** start DOCUMENT SEGMENT **
RJ: As a writer do you have a ‘comfort zone’? Do you find it easier to write a story located, for instance, in Calcutta, a city you know well rather than one in Peking or Lisbon?

KB: For me the thrill of writing comes from abandoning the ‘comfort zone,’ and encountering the unfamiliar.  I blame it on a wildering mind that refuses (perhaps foolishly) to accept demographic limitations.  If I can imagine it, I can write it – I believe.  Writing about a familiar place has its own disadvantages, as intimacy often creates a placid state of mind.  The story is critical for me, and I’d follow it no matter where it takes me.  
  

RJ: Do you think more Indian writers are locating their stories outside India? Do you see a move towards globalization, a broadening of horizons, a moving away from the small and the local to the world arena?

KB: In terms of historical fiction, at least, I haven’t seen such an expansive move.  I am still asked fairly routinely, why despite being an Indian I’ve consistently located my stories outside India, be it Africa, China, Eastern Turkey or Japan.  I don’t know if economic globalization per se creates a broadening of horizons in fiction.  British and American writing haven’t shown such adventurous tendencies. 

 

RJ: You are off to the Jaipur Literary Festival. Tell us, how important are these lit-fests for a creative writer? Do you feel a sense of companionship with the fraternity of writers that you are likely to meet at such a gathering?

KB: More than fellow authors, it is the company of readers that I find refreshing.  After years of solitary pursuit at my desk, it is rewarding to hear someone speak to you about your books.  It makes me think that writing hasn’t been a purely imagined activity on my part but real.  The presence of readers at sessions is also reassuring because it implies that books are still important to some people despite the doomsday predictions of pundits who claim that they’re fast becoming extinct.
** end DOCUMENT SEGMENT **
EXERCISE INSTRUCTIONS:
1. Rewrite everything in the interview on writing and place from "RJ: As a writer" down to "the world arena?", swapping "Calcutta" for "Kolkata".
2. In the interview on writing and place, where does KB say the thrill of writing comes from?
3. Carry on the interview on writing and place from its last sentence.
** start MATERIAL SUPPLIED **
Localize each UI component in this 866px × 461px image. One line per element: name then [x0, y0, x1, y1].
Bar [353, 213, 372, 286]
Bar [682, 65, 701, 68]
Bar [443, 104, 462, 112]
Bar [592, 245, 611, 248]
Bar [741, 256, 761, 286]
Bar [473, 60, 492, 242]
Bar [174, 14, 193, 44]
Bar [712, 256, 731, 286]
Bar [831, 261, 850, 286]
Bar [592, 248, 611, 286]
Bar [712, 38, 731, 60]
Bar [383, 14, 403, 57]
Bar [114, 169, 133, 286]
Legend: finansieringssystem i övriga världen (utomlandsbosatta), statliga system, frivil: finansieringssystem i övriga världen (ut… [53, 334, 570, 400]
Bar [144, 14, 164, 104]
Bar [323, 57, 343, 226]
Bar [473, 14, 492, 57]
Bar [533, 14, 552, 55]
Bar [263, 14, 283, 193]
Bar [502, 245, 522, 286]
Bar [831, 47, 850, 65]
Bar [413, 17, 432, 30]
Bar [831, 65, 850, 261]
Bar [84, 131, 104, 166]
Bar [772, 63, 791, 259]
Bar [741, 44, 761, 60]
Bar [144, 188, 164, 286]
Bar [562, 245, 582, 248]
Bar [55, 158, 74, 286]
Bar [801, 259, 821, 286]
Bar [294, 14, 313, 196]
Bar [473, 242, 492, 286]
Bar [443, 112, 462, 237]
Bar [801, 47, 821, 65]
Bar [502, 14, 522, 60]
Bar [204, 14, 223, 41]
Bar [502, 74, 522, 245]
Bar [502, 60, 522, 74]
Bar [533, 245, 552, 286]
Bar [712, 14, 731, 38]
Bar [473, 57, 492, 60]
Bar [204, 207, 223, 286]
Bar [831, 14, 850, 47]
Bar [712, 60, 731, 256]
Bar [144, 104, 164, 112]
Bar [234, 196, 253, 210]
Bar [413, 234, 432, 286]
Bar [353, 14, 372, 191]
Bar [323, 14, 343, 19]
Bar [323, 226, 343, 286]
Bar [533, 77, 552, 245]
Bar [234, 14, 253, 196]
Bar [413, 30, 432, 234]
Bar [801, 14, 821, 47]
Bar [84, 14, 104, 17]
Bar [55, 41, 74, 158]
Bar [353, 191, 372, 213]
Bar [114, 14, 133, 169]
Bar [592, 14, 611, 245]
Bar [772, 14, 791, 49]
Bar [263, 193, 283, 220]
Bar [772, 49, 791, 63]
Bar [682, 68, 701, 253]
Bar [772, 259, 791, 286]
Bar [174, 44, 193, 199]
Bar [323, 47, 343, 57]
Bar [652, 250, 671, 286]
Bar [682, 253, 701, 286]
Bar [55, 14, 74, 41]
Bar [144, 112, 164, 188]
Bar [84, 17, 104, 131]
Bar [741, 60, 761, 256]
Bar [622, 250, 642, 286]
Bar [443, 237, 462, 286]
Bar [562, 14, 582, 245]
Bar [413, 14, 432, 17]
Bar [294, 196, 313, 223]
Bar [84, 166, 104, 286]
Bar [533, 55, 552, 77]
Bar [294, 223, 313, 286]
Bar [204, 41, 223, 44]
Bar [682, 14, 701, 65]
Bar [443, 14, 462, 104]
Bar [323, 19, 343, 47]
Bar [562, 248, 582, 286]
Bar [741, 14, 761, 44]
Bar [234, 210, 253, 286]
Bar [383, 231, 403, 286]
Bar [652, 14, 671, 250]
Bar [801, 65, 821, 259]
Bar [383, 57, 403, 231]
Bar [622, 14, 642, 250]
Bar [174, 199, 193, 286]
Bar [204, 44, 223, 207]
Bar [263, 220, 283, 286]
** end MATERIAL SUPPLIED **
EXPECTED OUTPUTS:
1.
RJ: As a writer do you have a ‘comfort zone’? Do you find it easier to write a story located, for instance, in Kolkata, a city you know well rather than one in Peking or Lisbon?

KB: For me the thrill of writing comes from abandoning the ‘comfort zone,’ and encountering the unfamiliar.  I blame it on a wildering mind that refuses (perhaps foolishly) to accept demographic limitations.  If I can imagine it, I can write it – I believe.  Writing about a familiar place has its own disadvantages, as intimacy often creates a placid state of mind.  The story is critical for me, and I’d follow it no matter where it takes me.  
  

RJ: Do you think more Indian writers are locating their stories outside India? Do you see a move towards globalization, a broadening of horizons, a moving away from the small and the local to the world arena?

2. From abandoning the 'comfort zone' and encountering the unfamiliar.

3.
 

RJ: Would you say writers, especially creative writers, are egotistical and self-centred, or do they show any degree of real interest in what fellow writers are doing?

KB: While some writers can be egotistical and self-centered, I wouldn’t  paint everyone with such dark colours.  I think there is a duality here: a passion for one’s own writing that can immerse the self completely in one’s work, coexisting with a curiosity for other authors who are practitioners within the same genre.  I am looking forward to what Michael Ondaatje has to say, for example, or Ben Okri.


RJ: You have tackled a wide range of concerns so far: the opium trade, the Mughal court, the origin of European racism and now the Boxer Revolution. What draws you to these themes, especially the past?

KB: I am not drawn to specific themes or particular historical periods.  My mind engages in perpetual story making that result in forays down different civilisational episodes in our past.  There is unquestionably a love of history, an imagination that searches for intricately woven tales of human endevour set in the backdrop of great social turmoil.  As a child I was spoilt by the reading of classics that instilled in me an urge to paint miniatures within murals. 


RJ: You have been exceptionally prolific, with four major books and a collection of short stories over the past decade. With a full time teaching job, how do you take time out for the research that surely goes into each of these books, not to say the writing? Also, does teaching business studies in any way distract you from the sort of historical novels that you write?

KB: I don’t take time off my job to write, but write about 12 hours every day, and work my teaching around it.  There are casualties, of course – sleep and socializing.  Teaching business is my day job.  It doesn’t distract me from my writing because I know its place in my life.


RJ: There was no ‘India’ in The Racists. There is very little, virtually none save for stray references to Goa, in The Yellow Emperor’s Cure either. Is this deliberate?

KB: This ‘non-Indian-ness’ wasn’t a part of deliberate strategy, but dictated by the stories.  In writing them, I wasn’t trying to create a distinction of sorts or making a deeper cultural statement.  Perhaps travel and a broad reading habit has led to a kind of cosmopolitan imagination which assumes that every place and time is part of my writing kingdom.  My first and second novels though, had large dollops of India (Pakistan/Afghanistan as  well in The Miniaturist), as will my next novel which is set entirely in India in contemporary times.

 

RJ: Does living away from India affect the way you see India, especially Indian writing?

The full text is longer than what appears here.